> [INFORMATION PROVIDED]:
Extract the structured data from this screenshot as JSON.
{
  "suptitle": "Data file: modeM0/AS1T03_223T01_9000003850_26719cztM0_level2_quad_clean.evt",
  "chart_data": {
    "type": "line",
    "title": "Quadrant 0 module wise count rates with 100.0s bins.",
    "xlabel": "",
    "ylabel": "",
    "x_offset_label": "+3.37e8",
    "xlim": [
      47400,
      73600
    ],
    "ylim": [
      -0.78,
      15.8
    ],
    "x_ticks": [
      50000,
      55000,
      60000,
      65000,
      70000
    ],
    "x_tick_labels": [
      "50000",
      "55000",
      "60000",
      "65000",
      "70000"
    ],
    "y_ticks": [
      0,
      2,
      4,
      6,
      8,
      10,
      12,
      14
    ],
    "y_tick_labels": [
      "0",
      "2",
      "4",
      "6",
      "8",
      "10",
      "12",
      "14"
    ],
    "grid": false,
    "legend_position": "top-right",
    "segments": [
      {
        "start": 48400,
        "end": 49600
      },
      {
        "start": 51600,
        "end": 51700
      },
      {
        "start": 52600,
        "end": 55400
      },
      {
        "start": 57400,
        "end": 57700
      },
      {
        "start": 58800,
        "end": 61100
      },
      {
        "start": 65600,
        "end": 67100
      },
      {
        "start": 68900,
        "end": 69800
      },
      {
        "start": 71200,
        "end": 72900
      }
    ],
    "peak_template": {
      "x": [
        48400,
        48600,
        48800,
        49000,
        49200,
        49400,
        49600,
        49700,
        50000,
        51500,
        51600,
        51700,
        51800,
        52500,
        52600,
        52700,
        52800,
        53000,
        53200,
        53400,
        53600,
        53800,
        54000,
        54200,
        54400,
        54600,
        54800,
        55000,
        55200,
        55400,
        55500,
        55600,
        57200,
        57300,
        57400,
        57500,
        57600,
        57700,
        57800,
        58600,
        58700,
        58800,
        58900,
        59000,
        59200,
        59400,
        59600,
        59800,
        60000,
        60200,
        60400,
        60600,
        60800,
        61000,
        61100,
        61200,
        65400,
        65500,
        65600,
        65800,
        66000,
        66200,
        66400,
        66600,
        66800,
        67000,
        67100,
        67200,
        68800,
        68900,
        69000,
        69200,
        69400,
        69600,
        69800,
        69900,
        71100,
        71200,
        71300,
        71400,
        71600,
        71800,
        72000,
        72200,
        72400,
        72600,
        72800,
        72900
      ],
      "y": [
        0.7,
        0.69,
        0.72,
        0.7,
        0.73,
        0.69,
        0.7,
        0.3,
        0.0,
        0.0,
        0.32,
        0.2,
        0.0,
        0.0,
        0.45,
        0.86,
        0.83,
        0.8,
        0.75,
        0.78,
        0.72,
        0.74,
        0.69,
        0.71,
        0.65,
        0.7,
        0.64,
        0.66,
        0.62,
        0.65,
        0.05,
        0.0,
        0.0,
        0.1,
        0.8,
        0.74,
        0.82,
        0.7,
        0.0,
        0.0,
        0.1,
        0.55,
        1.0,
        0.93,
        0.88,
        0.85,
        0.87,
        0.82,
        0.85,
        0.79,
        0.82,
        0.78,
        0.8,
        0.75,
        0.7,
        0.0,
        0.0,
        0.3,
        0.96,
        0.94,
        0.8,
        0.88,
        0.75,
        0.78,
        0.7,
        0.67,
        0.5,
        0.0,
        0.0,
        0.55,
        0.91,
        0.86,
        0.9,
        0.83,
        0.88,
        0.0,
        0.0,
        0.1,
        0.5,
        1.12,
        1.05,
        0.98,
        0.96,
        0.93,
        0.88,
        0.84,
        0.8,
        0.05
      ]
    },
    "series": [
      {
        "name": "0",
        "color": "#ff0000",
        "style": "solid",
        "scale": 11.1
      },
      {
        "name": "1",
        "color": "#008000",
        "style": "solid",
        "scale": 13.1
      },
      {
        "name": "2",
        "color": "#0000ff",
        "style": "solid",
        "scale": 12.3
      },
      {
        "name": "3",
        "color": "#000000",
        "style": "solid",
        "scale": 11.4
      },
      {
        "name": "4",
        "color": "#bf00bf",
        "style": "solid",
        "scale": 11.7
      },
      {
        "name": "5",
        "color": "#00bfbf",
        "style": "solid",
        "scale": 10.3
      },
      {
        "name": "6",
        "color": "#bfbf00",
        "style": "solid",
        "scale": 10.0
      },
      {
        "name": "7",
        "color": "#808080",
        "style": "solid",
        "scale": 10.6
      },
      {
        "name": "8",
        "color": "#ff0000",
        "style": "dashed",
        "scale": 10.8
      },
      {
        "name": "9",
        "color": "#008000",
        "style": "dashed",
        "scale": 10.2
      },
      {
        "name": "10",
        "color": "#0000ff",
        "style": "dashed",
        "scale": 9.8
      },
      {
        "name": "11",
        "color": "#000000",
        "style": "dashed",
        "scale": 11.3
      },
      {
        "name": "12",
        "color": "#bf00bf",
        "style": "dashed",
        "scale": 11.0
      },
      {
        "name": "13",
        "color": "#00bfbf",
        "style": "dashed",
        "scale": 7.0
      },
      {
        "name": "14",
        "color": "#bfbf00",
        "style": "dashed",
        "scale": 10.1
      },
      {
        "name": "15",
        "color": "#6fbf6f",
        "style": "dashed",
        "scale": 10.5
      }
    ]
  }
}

> [REQUIRED WORK]:
Write each line above out exactly.

> [COMPLETED TASK]:
Extract the structured data from this screenshot as JSON.
{
  "suptitle": "Data file: modeM0/AS1T03_223T01_9000003850_26719cztM0_level2_quad_clean.evt",
  "chart_data": {
    "type": "line",
    "title": "Quadrant 0 module wise count rates with 100.0s bins.",
    "xlabel": "",
    "ylabel": "",
    "x_offset_label": "+3.37e8",
    "xlim": [
      47400,
      73600
    ],
    "ylim": [
      -0.78,
      15.8
    ],
    "x_ticks": [
      50000,
      55000,
      60000,
      65000,
      70000
    ],
    "x_tick_labels": [
      "50000",
      "55000",
      "60000",
      "65000",
      "70000"
    ],
    "y_ticks": [
      0,
      2,
      4,
      6,
      8,
      10,
      12,
      14
    ],
    "y_tick_labels": [
      "0",
      "2",
      "4",
      "6",
      "8",
      "10",
      "12",
      "14"
    ],
    "grid": false,
    "legend_position": "top-right",
    "segments": [
      {
        "start": 48400,
        "end": 49600
      },
      {
        "start": 51600,
        "end": 51700
      },
      {
        "start": 52600,
        "end": 55400
      },
      {
        "start": 57400,
        "end": 57700
      },
      {
        "start": 58800,
        "end": 61100
      },
      {
        "start": 65600,
        "end": 67100
      },
      {
        "start": 68900,
        "end": 69800
      },
      {
        "start": 71200,
        "end": 72900
      }
    ],
    "peak_template": {
      "x": [
        48400,
        48600,
        48800,
        49000,
        49200,
        49400,
        49600,
        49700,
        50000,
        51500,
        51600,
        51700,
        51800,
        52500,
        52600,
        52700,
        52800,
        53000,
        53200,
        53400,
        53600,
        53800,
        54000,
        54200,
        54400,
        54600,
        54800,
        55000,
        55200,
        55400,
        55500,
        55600,
        57200,
        57300,
        57400,
        57500,
        57600,
        57700,
        57800,
        58600,
        58700,
        58800,
        58900,
        59000,
        59200,
        59400,
        59600,
        59800,
        60000,
        60200,
        60400,
        60600,
        60800,
        61000,
        61100,
        61200,
        65400,
        65500,
        65600,
        65800,
        66000,
        66200,
        66400,
        66600,
        66800,
        67000,
        67100,
        67200,
        68800,
        68900,
        69000,
        69200,
        69400,
        69600,
        69800,
        69900,
        71100,
        71200,
        71300,
        71400,
        71600,
        71800,
        72000,
        72200,
        72400,
        72600,
        72800,
        72900
      ],
      "y": [
        0.7,
        0.69,
        0.72,
        0.7,
        0.73,
        0.69,
        0.7,
        0.3,
        0.0,
        0.0,
        0.32,
        0.2,
        0.0,
        0.0,
        0.45,
        0.86,
        0.83,
        0.8,
        0.75,
        0.78,
        0.72,
        0.74,
        0.69,
        0.71,
        0.65,
        0.7,
        0.64,
        0.66,
        0.62,
        0.65,
        0.05,
        0.0,
        0.0,
        0.1,
        0.8,
        0.74,
        0.82,
        0.7,
        0.0,
        0.0,
        0.1,
        0.55,
        1.0,
        0.93,
        0.88,
        0.85,
        0.87,
        0.82,
        0.85,
        0.79,
        0.82,
        0.78,
        0.8,
        0.75,
        0.7,
        0.0,
        0.0,
        0.3,
        0.96,
        0.94,
        0.8,
        0.88,
        0.75,
        0.78,
        0.7,
        0.67,
        0.5,
        0.0,
        0.0,
        0.55,
        0.91,
        0.86,
        0.9,
        0.83,
        0.88,
        0.0,
        0.0,
        0.1,
        0.5,
        1.12,
        1.05,
        0.98,
        0.96,
        0.93,
        0.88,
        0.84,
        0.8,
        0.05
      ]
    },
    "series": [
      {
        "name": "0",
        "color": "#ff0000",
        "style": "solid",
        "scale": 11.1
      },
      {
        "name": "1",
        "color": "#008000",
        "style": "solid",
        "scale": 13.1
      },
      {
        "name": "2",
        "color": "#0000ff",
        "style": "solid",
        "scale": 12.3
      },
      {
        "name": "3",
        "color": "#000000",
        "style": "solid",
        "scale": 11.4
      },
      {
        "name": "4",
        "color": "#bf00bf",
        "style": "solid",
        "scale": 11.7
      },
      {
        "name": "5",
        "color": "#00bfbf",
        "style": "solid",
        "scale": 10.3
      },
      {
        "name": "6",
        "color": "#bfbf00",
        "style": "solid",
        "scale": 10.0
      },
      {
        "name": "7",
        "color": "#808080",
        "style": "solid",
        "scale": 10.6
      },
      {
        "name": "8",
        "color": "#ff0000",
        "style": "dashed",
        "scale": 10.8
      },
      {
        "name": "9",
        "color": "#008000",
        "style": "dashed",
        "scale": 10.2
      },
      {
        "name": "10",
        "color": "#0000ff",
        "style": "dashed",
        "scale": 9.8
      },
      {
        "name": "11",
        "color": "#000000",
        "style": "dashed",
        "scale": 11.3
      },
      {
        "name": "12",
        "color": "#bf00bf",
        "style": "dashed",
        "scale": 11.0
      },
      {
        "name": "13",
        "color": "#00bfbf",
        "style": "dashed",
        "scale": 7.0
      },
      {
        "name": "14",
        "color": "#bfbf00",
        "style": "dashed",
        "scale": 10.1
      },
      {
        "name": "15",
        "color": "#6fbf6f",
        "style": "dashed",
        "scale": 10.5
      }
    ]
  }
}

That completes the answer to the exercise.